**Instruction**
Quote every line of the records below word for word, omitting the pictures.

╭──

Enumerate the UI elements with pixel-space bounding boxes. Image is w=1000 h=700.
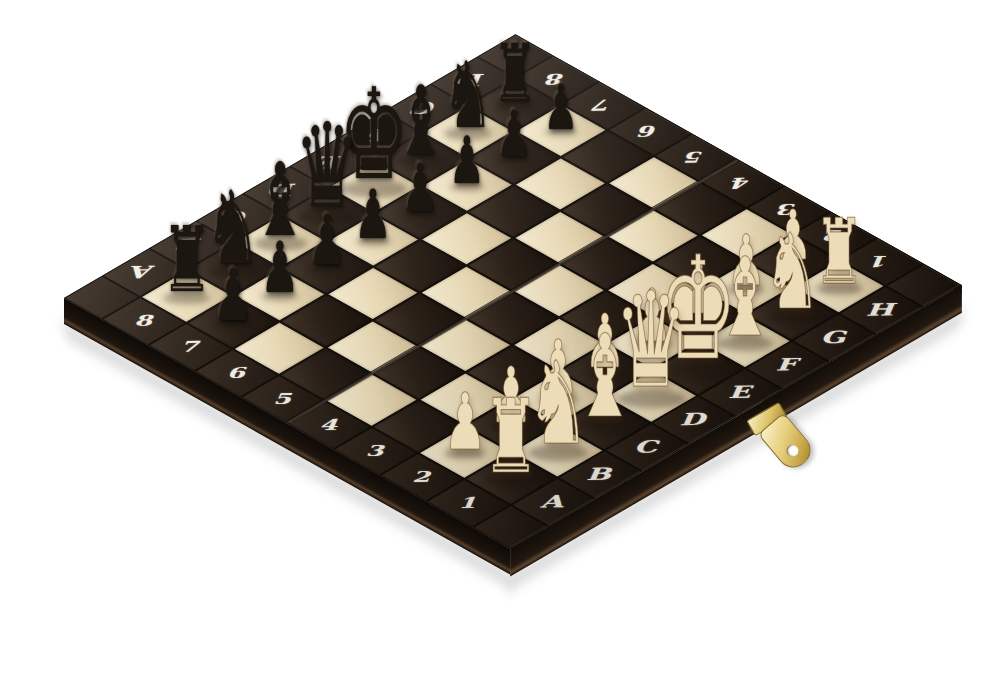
chess-board: AA88BB77CC66DD55EE44FF33GG22HH11 <box>64 34 962 548</box>
clasp-hole <box>784 442 801 459</box>
brass-clasp <box>748 408 808 493</box>
lighting-overlay <box>64 34 962 548</box>
chess-set-photo: AA88BB77CC66DD55EE44FF33GG22HH11 ♜♞♝♛♚♝♞… <box>0 0 1000 700</box>
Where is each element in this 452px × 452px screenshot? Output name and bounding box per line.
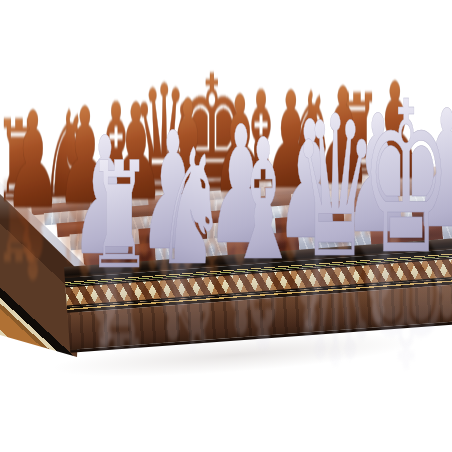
piece-white-king-e1[interactable]: ♚	[361, 74, 451, 283]
studio-background: ♜♜♞♞♝♝♛♛♚♚♝♝♞♞♜♜♟♟♟♟♟♟♟♟♟♟♟♟♟♟♟♟♟♟♟♟♟♟♟♟…	[0, 0, 452, 452]
piece-white-rook-a1[interactable]: ♜	[88, 144, 151, 291]
piece-white-bishop-c1[interactable]: ♝	[227, 118, 299, 285]
piece-black-pawn-a7[interactable]: ♟	[4, 94, 61, 227]
piece-white-knight-b1[interactable]: ♞	[157, 129, 226, 288]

╰──

**Task solution**
Enumerate the UI elements with pixel-space bounding boxes. Image is w=1000 h=700.
chess-board: AA88BB77CC66DD55EE44FF33GG22HH11 <box>64 34 962 548</box>
clasp-hole <box>784 442 801 459</box>
brass-clasp <box>748 408 808 493</box>
lighting-overlay <box>64 34 962 548</box>
chess-set-photo: AA88BB77CC66DD55EE44FF33GG22HH11 ♜♞♝♛♚♝♞… <box>0 0 1000 700</box>
Where is each element in this 452px × 452px screenshot? Output name and bounding box per line.
piece-white-king-e1[interactable]: ♚	[361, 74, 451, 283]
studio-background: ♜♜♞♞♝♝♛♛♚♚♝♝♞♞♜♜♟♟♟♟♟♟♟♟♟♟♟♟♟♟♟♟♟♟♟♟♟♟♟♟…	[0, 0, 452, 452]
piece-white-rook-a1[interactable]: ♜	[88, 144, 151, 291]
piece-white-bishop-c1[interactable]: ♝	[227, 118, 299, 285]
piece-black-pawn-a7[interactable]: ♟	[4, 94, 61, 227]
piece-white-knight-b1[interactable]: ♞	[157, 129, 226, 288]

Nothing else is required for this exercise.